Entries —
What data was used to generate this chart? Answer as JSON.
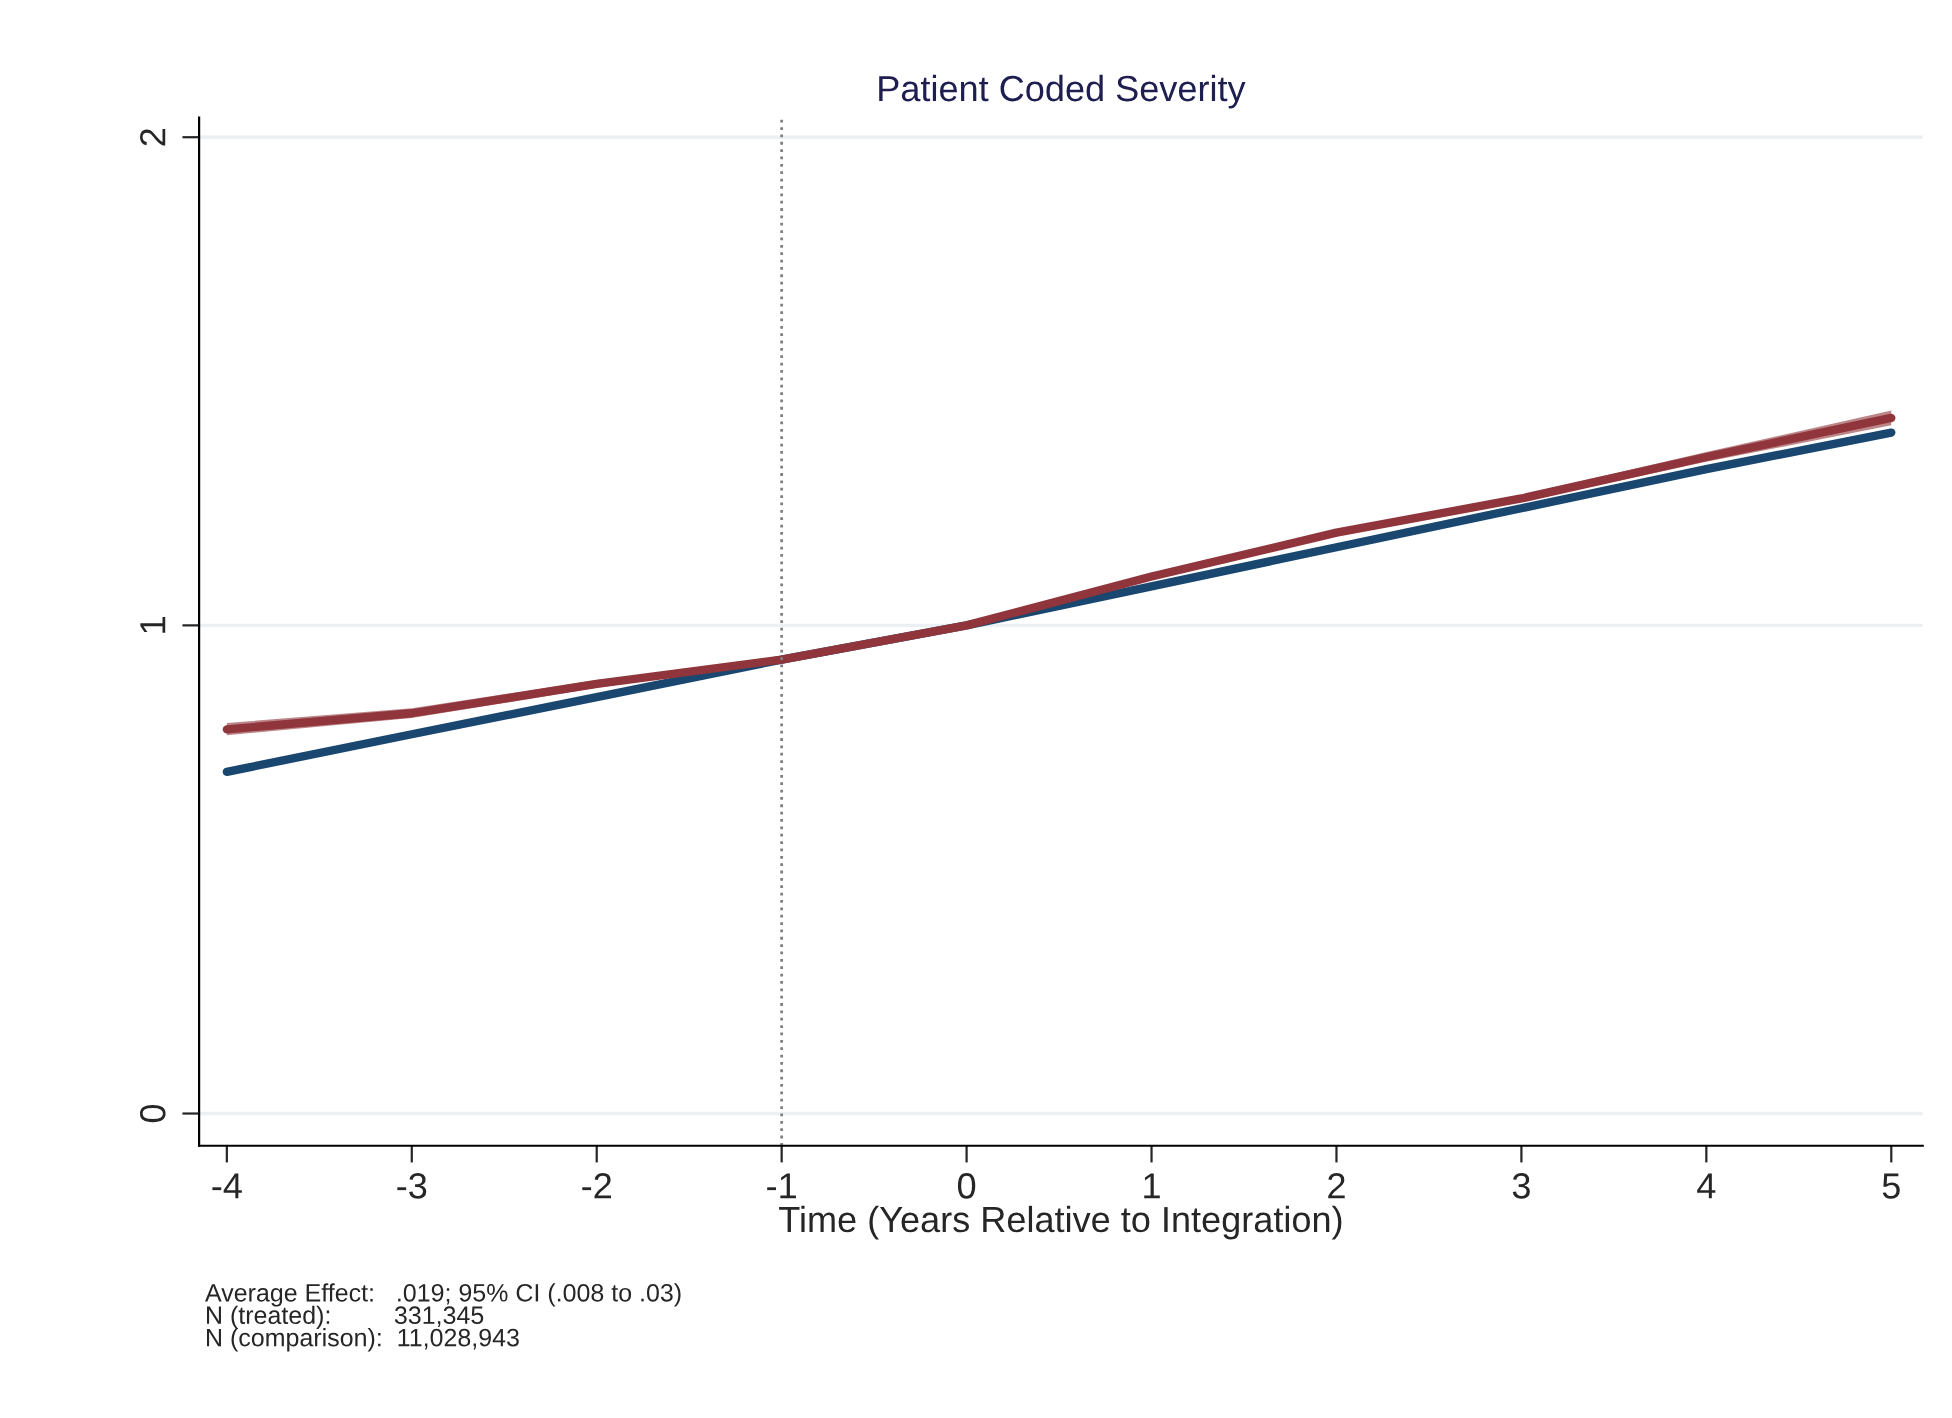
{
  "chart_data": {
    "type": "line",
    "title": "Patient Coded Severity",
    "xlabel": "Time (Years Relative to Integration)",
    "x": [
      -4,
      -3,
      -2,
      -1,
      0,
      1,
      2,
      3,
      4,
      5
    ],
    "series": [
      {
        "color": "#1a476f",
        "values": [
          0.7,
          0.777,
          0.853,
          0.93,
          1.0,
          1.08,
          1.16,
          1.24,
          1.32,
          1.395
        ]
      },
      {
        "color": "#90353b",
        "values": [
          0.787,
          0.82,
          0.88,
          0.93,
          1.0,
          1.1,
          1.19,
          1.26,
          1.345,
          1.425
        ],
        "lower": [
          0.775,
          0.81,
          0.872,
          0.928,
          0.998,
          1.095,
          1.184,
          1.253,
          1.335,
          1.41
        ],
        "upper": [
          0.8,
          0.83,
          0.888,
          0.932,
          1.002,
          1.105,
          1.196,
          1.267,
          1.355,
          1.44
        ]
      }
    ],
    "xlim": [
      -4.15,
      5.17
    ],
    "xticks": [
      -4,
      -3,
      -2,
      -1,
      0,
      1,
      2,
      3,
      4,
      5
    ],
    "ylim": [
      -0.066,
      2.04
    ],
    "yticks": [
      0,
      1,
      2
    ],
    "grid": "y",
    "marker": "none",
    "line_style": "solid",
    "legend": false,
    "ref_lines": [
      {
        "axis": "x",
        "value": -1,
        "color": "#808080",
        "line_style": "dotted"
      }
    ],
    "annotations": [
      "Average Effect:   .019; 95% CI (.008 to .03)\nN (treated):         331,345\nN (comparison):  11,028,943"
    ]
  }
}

---

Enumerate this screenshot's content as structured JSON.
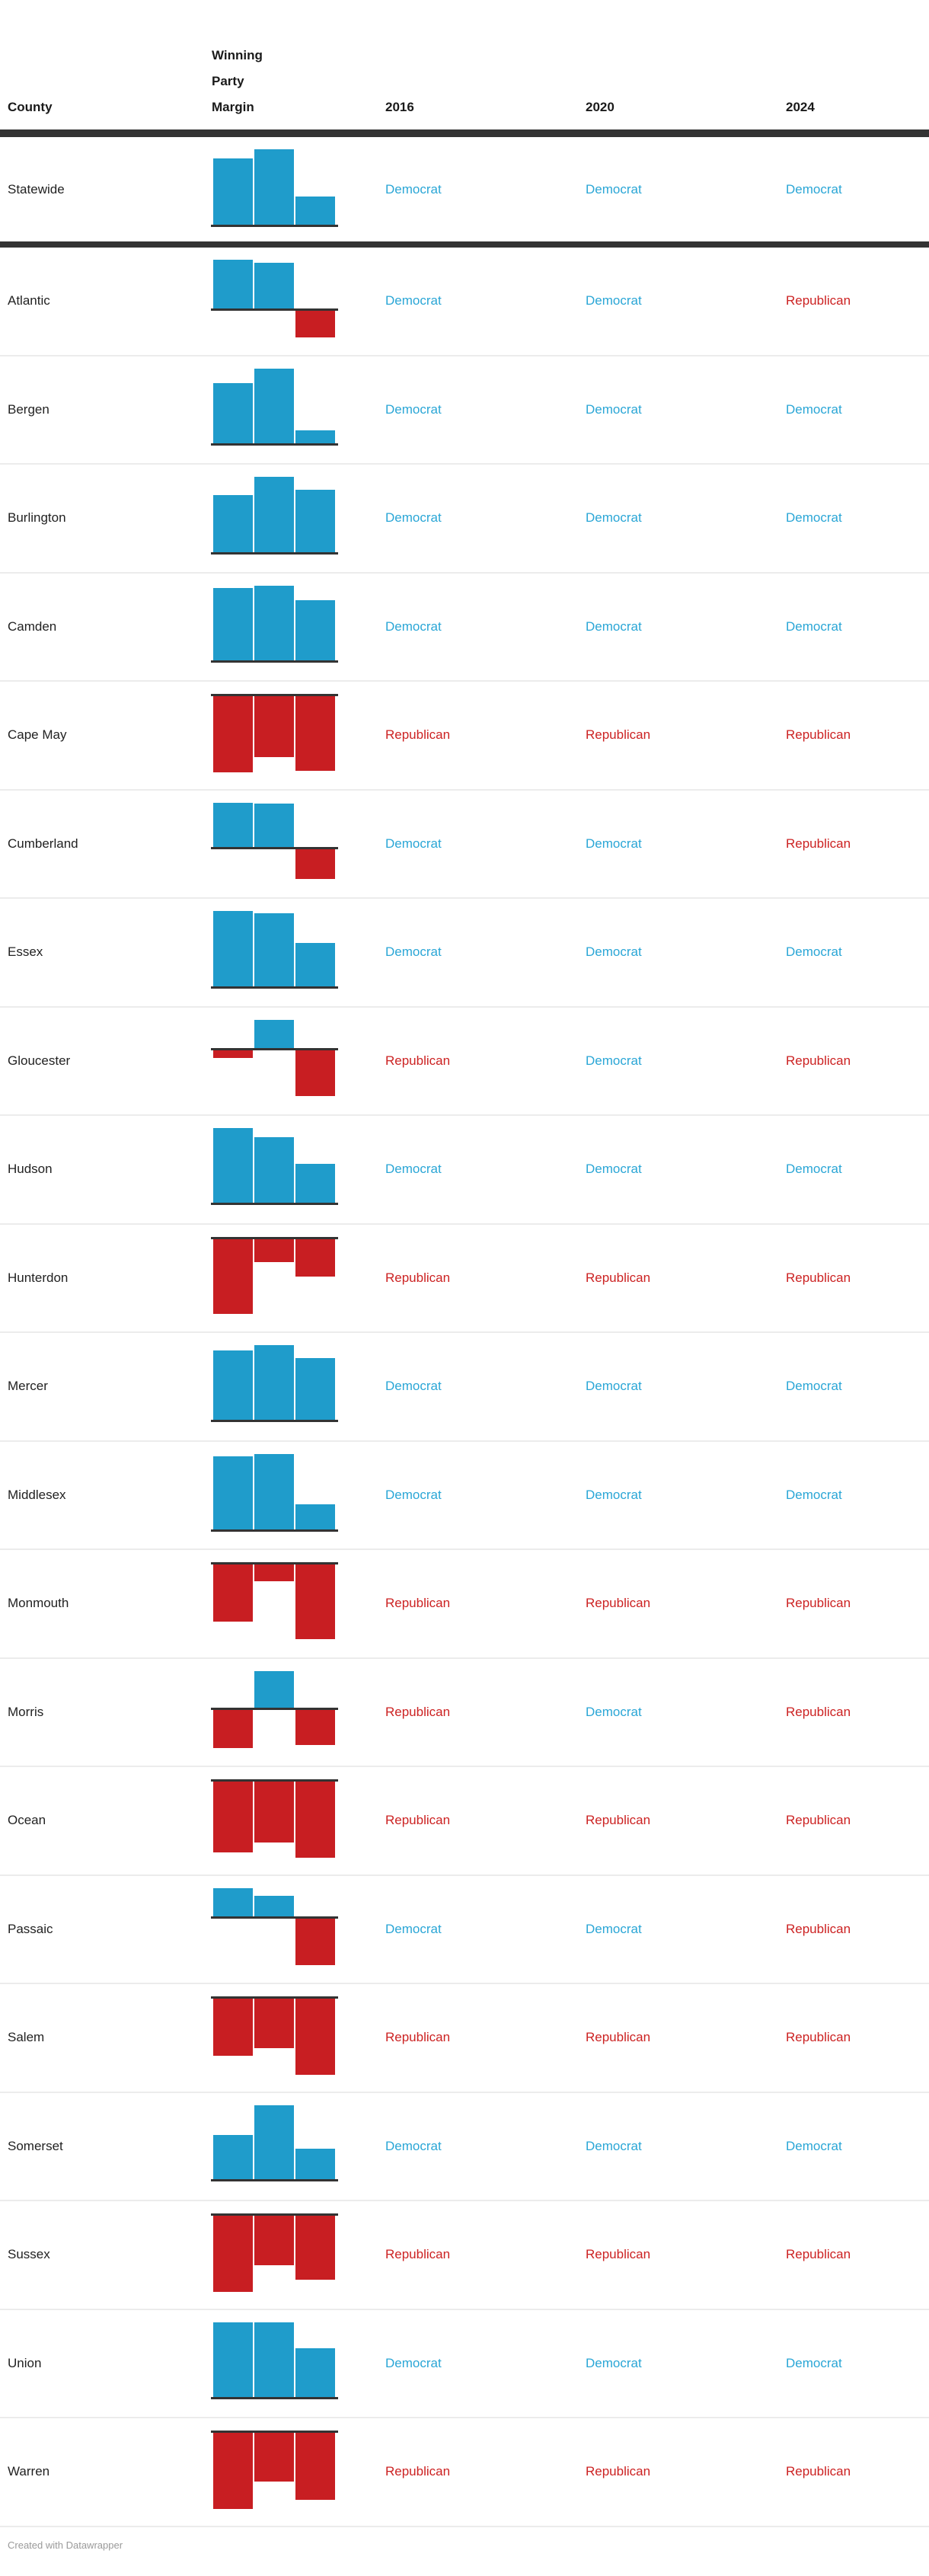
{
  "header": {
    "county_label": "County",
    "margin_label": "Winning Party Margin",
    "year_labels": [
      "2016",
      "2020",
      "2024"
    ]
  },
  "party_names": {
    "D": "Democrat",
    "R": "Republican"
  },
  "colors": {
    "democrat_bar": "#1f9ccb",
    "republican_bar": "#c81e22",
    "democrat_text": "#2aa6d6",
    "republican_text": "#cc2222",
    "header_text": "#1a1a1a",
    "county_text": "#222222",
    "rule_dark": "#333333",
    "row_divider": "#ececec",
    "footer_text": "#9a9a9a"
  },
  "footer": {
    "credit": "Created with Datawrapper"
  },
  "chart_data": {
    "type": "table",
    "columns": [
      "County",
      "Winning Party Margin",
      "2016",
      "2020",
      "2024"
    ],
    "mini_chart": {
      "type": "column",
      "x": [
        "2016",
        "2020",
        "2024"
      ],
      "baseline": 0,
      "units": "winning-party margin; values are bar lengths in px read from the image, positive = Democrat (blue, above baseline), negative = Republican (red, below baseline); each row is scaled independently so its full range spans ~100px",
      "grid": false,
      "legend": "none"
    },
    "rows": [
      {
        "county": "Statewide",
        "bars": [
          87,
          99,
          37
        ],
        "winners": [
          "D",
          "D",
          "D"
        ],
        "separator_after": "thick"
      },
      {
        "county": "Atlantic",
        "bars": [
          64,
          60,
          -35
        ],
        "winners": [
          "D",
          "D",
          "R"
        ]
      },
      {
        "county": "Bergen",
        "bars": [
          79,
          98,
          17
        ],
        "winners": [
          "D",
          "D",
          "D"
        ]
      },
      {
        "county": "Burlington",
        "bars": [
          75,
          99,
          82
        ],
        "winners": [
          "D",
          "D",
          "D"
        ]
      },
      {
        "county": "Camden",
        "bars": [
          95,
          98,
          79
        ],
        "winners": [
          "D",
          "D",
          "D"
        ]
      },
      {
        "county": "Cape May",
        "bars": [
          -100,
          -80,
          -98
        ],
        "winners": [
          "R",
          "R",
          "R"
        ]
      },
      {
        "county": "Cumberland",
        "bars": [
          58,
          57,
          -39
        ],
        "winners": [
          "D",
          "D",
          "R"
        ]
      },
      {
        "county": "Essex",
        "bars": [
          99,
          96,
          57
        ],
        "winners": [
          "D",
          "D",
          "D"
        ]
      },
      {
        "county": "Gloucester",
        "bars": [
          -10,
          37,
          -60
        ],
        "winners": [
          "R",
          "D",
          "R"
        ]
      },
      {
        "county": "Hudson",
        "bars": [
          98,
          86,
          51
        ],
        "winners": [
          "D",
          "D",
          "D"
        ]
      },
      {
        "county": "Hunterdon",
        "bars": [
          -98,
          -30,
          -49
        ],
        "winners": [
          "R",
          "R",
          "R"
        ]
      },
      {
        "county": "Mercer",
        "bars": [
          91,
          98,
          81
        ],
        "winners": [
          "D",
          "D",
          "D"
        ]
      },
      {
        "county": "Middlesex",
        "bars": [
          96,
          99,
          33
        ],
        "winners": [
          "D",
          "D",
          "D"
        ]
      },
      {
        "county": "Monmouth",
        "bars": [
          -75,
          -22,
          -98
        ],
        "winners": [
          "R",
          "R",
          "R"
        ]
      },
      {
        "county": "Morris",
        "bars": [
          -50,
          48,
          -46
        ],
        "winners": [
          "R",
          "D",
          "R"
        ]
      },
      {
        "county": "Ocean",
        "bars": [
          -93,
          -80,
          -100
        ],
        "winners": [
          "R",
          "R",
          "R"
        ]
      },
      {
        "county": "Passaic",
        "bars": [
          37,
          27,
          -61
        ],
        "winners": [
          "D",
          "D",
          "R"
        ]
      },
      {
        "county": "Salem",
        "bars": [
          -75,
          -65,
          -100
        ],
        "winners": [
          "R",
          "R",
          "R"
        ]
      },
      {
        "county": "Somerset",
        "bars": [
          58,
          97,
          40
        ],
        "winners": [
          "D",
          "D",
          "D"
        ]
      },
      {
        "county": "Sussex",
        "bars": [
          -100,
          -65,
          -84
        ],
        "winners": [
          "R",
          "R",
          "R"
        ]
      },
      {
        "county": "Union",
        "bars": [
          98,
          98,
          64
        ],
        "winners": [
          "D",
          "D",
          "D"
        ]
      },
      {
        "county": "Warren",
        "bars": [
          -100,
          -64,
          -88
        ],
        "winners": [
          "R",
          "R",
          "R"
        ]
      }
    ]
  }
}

...

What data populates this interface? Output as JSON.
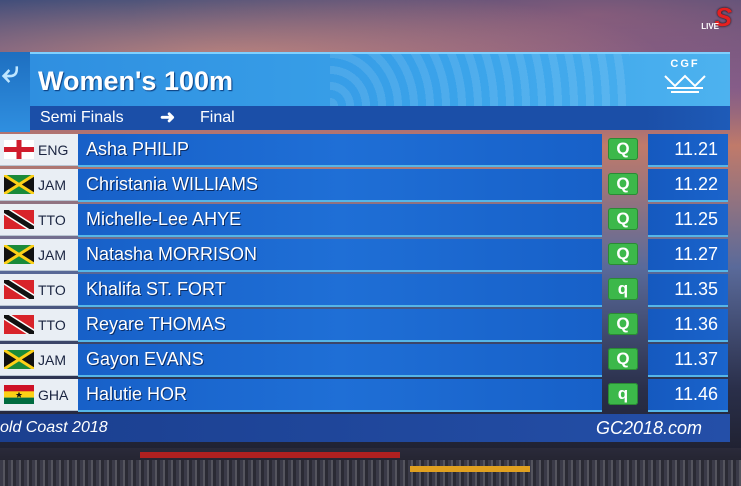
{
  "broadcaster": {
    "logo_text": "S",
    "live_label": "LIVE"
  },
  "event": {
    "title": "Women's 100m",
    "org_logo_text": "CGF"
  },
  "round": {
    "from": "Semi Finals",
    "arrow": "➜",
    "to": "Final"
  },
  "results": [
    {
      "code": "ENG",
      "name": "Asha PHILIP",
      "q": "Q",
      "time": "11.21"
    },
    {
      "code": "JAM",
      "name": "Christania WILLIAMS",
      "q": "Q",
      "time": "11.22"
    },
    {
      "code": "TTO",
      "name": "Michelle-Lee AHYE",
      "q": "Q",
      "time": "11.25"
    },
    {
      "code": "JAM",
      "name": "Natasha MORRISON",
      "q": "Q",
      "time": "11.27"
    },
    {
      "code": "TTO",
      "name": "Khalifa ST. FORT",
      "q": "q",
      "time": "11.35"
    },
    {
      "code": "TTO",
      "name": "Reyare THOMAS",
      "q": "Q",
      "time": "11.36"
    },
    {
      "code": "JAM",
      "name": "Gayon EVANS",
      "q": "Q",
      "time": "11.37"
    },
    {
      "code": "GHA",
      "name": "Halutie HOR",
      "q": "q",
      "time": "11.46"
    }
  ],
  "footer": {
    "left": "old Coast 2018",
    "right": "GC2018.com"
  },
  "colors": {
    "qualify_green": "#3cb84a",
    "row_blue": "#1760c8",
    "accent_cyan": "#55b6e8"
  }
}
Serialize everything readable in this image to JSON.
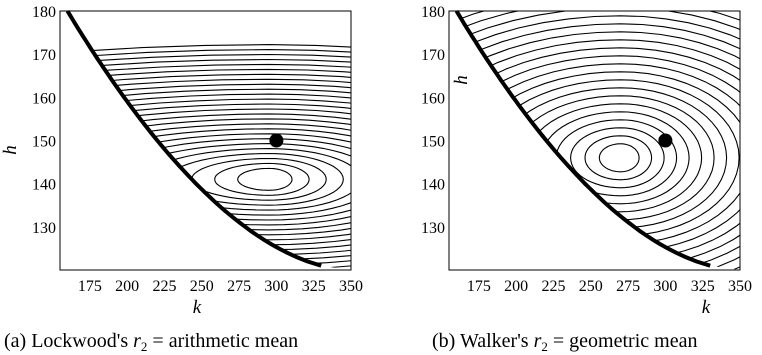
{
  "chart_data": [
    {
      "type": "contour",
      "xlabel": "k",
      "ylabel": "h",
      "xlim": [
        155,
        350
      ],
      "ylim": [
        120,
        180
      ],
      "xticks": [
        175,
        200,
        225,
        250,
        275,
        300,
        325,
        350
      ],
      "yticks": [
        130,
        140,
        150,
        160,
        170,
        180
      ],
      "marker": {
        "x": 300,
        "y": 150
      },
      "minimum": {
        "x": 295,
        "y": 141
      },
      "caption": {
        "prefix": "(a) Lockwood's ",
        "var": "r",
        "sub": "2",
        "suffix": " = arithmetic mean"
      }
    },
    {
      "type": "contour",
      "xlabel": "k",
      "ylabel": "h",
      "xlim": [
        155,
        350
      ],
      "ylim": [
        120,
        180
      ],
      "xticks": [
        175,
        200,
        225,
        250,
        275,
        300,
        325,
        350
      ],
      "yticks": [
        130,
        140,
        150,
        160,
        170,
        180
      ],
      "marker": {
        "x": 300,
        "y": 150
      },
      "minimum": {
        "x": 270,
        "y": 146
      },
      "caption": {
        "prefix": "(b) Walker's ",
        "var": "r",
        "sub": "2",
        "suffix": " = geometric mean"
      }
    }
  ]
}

Problem to solve —
Pick every line with "this" in it and copy it.

Written response —
What data was used to generate this chart? Answer as JSON.
Enumerate this screenshot's content as structured JSON.
What data populates this interface? Output as JSON.
Serialize everything readable in this image to JSON.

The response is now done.